--- START OF DATA LISTING ---

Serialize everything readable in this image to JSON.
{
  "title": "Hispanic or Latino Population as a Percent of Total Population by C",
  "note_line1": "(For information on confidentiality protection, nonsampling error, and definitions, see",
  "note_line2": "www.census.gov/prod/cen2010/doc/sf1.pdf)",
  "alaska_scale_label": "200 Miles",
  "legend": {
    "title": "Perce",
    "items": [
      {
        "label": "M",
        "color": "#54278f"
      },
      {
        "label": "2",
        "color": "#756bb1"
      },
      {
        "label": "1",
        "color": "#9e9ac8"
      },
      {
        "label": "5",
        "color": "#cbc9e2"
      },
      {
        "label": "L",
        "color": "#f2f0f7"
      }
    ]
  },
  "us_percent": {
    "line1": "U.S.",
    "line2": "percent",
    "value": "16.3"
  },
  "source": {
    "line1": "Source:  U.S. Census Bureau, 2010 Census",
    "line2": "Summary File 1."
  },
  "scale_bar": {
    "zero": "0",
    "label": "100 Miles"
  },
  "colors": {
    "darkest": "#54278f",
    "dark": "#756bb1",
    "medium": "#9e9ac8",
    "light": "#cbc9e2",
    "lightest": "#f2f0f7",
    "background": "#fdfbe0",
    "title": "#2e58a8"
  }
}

--- END OF DATA LISTING ---

*DIRECTIONS FOR THIS TASK:* Return all of the entries exactly as they were supplied.

*TASK RESULT:*
Serialize everything readable in this image to JSON.
{
  "title": "Hispanic or Latino Population as a Percent of Total Population by C",
  "note_line1": "(For information on confidentiality protection, nonsampling error, and definitions, see",
  "note_line2": "www.census.gov/prod/cen2010/doc/sf1.pdf)",
  "alaska_scale_label": "200 Miles",
  "legend": {
    "title": "Perce",
    "items": [
      {
        "label": "M",
        "color": "#54278f"
      },
      {
        "label": "2",
        "color": "#756bb1"
      },
      {
        "label": "1",
        "color": "#9e9ac8"
      },
      {
        "label": "5",
        "color": "#cbc9e2"
      },
      {
        "label": "L",
        "color": "#f2f0f7"
      }
    ]
  },
  "us_percent": {
    "line1": "U.S.",
    "line2": "percent",
    "value": "16.3"
  },
  "source": {
    "line1": "Source:  U.S. Census Bureau, 2010 Census",
    "line2": "Summary File 1."
  },
  "scale_bar": {
    "zero": "0",
    "label": "100 Miles"
  },
  "colors": {
    "darkest": "#54278f",
    "dark": "#756bb1",
    "medium": "#9e9ac8",
    "light": "#cbc9e2",
    "lightest": "#f2f0f7",
    "background": "#fdfbe0",
    "title": "#2e58a8"
  }
}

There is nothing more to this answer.